*Task brief:* The data below must be copied in full and without any change.
--- Begin ---
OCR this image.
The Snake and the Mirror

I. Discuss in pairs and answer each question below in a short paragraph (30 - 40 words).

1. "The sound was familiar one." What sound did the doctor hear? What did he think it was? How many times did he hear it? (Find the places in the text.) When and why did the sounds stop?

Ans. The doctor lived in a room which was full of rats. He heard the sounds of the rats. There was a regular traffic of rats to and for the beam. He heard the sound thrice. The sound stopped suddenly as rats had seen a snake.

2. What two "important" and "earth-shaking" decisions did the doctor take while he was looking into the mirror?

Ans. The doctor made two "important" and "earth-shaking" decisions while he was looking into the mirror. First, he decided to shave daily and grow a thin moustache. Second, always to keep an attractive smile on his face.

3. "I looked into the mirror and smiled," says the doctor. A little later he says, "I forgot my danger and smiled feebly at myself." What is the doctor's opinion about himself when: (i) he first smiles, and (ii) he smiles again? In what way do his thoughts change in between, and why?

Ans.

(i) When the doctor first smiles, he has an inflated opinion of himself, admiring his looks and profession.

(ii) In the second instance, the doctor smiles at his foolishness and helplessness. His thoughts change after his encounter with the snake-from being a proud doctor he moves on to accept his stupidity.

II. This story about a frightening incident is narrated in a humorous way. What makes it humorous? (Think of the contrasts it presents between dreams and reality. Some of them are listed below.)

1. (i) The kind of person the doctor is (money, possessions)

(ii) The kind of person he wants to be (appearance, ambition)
--- End ---
*Solution to this task:*
OCR this image.
The Snake and the Mirror

I. Discuss in pairs and answer each question below in a short paragraph (30 - 40 words).

1. "The sound was familiar one." What sound did the doctor hear? What did he think it was? How many times did he hear it? (Find the places in the text.) When and why did the sounds stop?

Ans. The doctor lived in a room which was full of rats. He heard the sounds of the rats. There was a regular traffic of rats to and for the beam. He heard the sound thrice. The sound stopped suddenly as rats had seen a snake.

2. What two "important" and "earth-shaking" decisions did the doctor take while he was looking into the mirror?

Ans. The doctor made two "important" and "earth-shaking" decisions while he was looking into the mirror. First, he decided to shave daily and grow a thin moustache. Second, always to keep an attractive smile on his face.

3. "I looked into the mirror and smiled," says the doctor. A little later he says, "I forgot my danger and smiled feebly at myself." What is the doctor's opinion about himself when: (i) he first smiles, and (ii) he smiles again? In what way do his thoughts change in between, and why?

Ans.

(i) When the doctor first smiles, he has an inflated opinion of himself, admiring his looks and profession.

(ii) In the second instance, the doctor smiles at his foolishness and helplessness. His thoughts change after his encounter with the snake-from being a proud doctor he moves on to accept his stupidity.

II. This story about a frightening incident is narrated in a humorous way. What makes it humorous? (Think of the contrasts it presents between dreams and reality. Some of them are listed below.)

1. (i) The kind of person the doctor is (money, possessions)

(ii) The kind of person he wants to be (appearance, ambition)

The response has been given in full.